═══ Supplied data ═══

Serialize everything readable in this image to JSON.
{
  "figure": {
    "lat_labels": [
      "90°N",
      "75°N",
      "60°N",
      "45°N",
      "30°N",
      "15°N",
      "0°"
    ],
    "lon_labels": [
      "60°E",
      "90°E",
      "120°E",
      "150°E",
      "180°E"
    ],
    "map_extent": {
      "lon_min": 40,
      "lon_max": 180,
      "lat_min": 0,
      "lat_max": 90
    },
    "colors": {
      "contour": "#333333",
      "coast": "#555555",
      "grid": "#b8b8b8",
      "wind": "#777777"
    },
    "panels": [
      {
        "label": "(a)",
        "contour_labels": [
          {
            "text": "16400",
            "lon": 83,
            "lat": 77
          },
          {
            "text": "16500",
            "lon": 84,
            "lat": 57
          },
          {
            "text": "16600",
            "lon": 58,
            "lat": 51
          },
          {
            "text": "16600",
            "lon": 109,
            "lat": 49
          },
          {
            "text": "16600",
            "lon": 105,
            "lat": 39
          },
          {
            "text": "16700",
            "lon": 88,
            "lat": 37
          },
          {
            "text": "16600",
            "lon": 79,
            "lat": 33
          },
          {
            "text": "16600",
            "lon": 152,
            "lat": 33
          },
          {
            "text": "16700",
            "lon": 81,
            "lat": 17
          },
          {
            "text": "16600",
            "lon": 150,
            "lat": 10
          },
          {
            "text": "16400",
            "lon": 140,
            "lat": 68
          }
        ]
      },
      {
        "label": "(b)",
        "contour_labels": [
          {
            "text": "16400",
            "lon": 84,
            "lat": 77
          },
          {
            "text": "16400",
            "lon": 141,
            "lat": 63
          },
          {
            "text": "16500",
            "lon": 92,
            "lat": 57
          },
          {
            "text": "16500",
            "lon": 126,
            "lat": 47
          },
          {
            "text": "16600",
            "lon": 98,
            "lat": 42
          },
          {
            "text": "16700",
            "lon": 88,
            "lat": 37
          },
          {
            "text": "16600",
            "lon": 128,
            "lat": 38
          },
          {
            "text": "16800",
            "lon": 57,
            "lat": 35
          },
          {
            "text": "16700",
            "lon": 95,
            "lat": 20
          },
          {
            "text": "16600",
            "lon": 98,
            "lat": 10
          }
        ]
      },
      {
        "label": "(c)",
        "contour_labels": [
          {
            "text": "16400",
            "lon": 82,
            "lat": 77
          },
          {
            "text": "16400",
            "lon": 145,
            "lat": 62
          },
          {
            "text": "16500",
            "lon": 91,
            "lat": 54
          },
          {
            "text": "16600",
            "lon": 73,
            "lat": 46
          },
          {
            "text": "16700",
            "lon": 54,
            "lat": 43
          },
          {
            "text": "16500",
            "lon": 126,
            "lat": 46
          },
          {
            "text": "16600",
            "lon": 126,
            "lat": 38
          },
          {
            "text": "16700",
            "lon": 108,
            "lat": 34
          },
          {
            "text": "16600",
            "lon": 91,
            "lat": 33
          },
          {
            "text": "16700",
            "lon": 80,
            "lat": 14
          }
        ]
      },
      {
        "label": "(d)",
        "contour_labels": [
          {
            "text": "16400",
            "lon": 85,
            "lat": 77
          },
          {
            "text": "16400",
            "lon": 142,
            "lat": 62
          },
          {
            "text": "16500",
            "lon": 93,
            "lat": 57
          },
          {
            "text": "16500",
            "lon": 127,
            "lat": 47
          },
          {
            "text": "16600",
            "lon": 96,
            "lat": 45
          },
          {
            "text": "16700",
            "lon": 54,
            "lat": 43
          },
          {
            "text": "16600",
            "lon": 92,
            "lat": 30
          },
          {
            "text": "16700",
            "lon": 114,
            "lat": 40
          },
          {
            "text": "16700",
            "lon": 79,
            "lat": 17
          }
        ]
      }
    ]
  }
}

═══

#### Your instructions
From the first line to the last, retype the data exactly.

#### Solution below
Serialize everything readable in this image to JSON.
{
  "figure": {
    "lat_labels": [
      "90°N",
      "75°N",
      "60°N",
      "45°N",
      "30°N",
      "15°N",
      "0°"
    ],
    "lon_labels": [
      "60°E",
      "90°E",
      "120°E",
      "150°E",
      "180°E"
    ],
    "map_extent": {
      "lon_min": 40,
      "lon_max": 180,
      "lat_min": 0,
      "lat_max": 90
    },
    "colors": {
      "contour": "#333333",
      "coast": "#555555",
      "grid": "#b8b8b8",
      "wind": "#777777"
    },
    "panels": [
      {
        "label": "(a)",
        "contour_labels": [
          {
            "text": "16400",
            "lon": 83,
            "lat": 77
          },
          {
            "text": "16500",
            "lon": 84,
            "lat": 57
          },
          {
            "text": "16600",
            "lon": 58,
            "lat": 51
          },
          {
            "text": "16600",
            "lon": 109,
            "lat": 49
          },
          {
            "text": "16600",
            "lon": 105,
            "lat": 39
          },
          {
            "text": "16700",
            "lon": 88,
            "lat": 37
          },
          {
            "text": "16600",
            "lon": 79,
            "lat": 33
          },
          {
            "text": "16600",
            "lon": 152,
            "lat": 33
          },
          {
            "text": "16700",
            "lon": 81,
            "lat": 17
          },
          {
            "text": "16600",
            "lon": 150,
            "lat": 10
          },
          {
            "text": "16400",
            "lon": 140,
            "lat": 68
          }
        ]
      },
      {
        "label": "(b)",
        "contour_labels": [
          {
            "text": "16400",
            "lon": 84,
            "lat": 77
          },
          {
            "text": "16400",
            "lon": 141,
            "lat": 63
          },
          {
            "text": "16500",
            "lon": 92,
            "lat": 57
          },
          {
            "text": "16500",
            "lon": 126,
            "lat": 47
          },
          {
            "text": "16600",
            "lon": 98,
            "lat": 42
          },
          {
            "text": "16700",
            "lon": 88,
            "lat": 37
          },
          {
            "text": "16600",
            "lon": 128,
            "lat": 38
          },
          {
            "text": "16800",
            "lon": 57,
            "lat": 35
          },
          {
            "text": "16700",
            "lon": 95,
            "lat": 20
          },
          {
            "text": "16600",
            "lon": 98,
            "lat": 10
          }
        ]
      },
      {
        "label": "(c)",
        "contour_labels": [
          {
            "text": "16400",
            "lon": 82,
            "lat": 77
          },
          {
            "text": "16400",
            "lon": 145,
            "lat": 62
          },
          {
            "text": "16500",
            "lon": 91,
            "lat": 54
          },
          {
            "text": "16600",
            "lon": 73,
            "lat": 46
          },
          {
            "text": "16700",
            "lon": 54,
            "lat": 43
          },
          {
            "text": "16500",
            "lon": 126,
            "lat": 46
          },
          {
            "text": "16600",
            "lon": 126,
            "lat": 38
          },
          {
            "text": "16700",
            "lon": 108,
            "lat": 34
          },
          {
            "text": "16600",
            "lon": 91,
            "lat": 33
          },
          {
            "text": "16700",
            "lon": 80,
            "lat": 14
          }
        ]
      },
      {
        "label": "(d)",
        "contour_labels": [
          {
            "text": "16400",
            "lon": 85,
            "lat": 77
          },
          {
            "text": "16400",
            "lon": 142,
            "lat": 62
          },
          {
            "text": "16500",
            "lon": 93,
            "lat": 57
          },
          {
            "text": "16500",
            "lon": 127,
            "lat": 47
          },
          {
            "text": "16600",
            "lon": 96,
            "lat": 45
          },
          {
            "text": "16700",
            "lon": 54,
            "lat": 43
          },
          {
            "text": "16600",
            "lon": 92,
            "lat": 30
          },
          {
            "text": "16700",
            "lon": 114,
            "lat": 40
          },
          {
            "text": "16700",
            "lon": 79,
            "lat": 17
          }
        ]
      }
    ]
  }
}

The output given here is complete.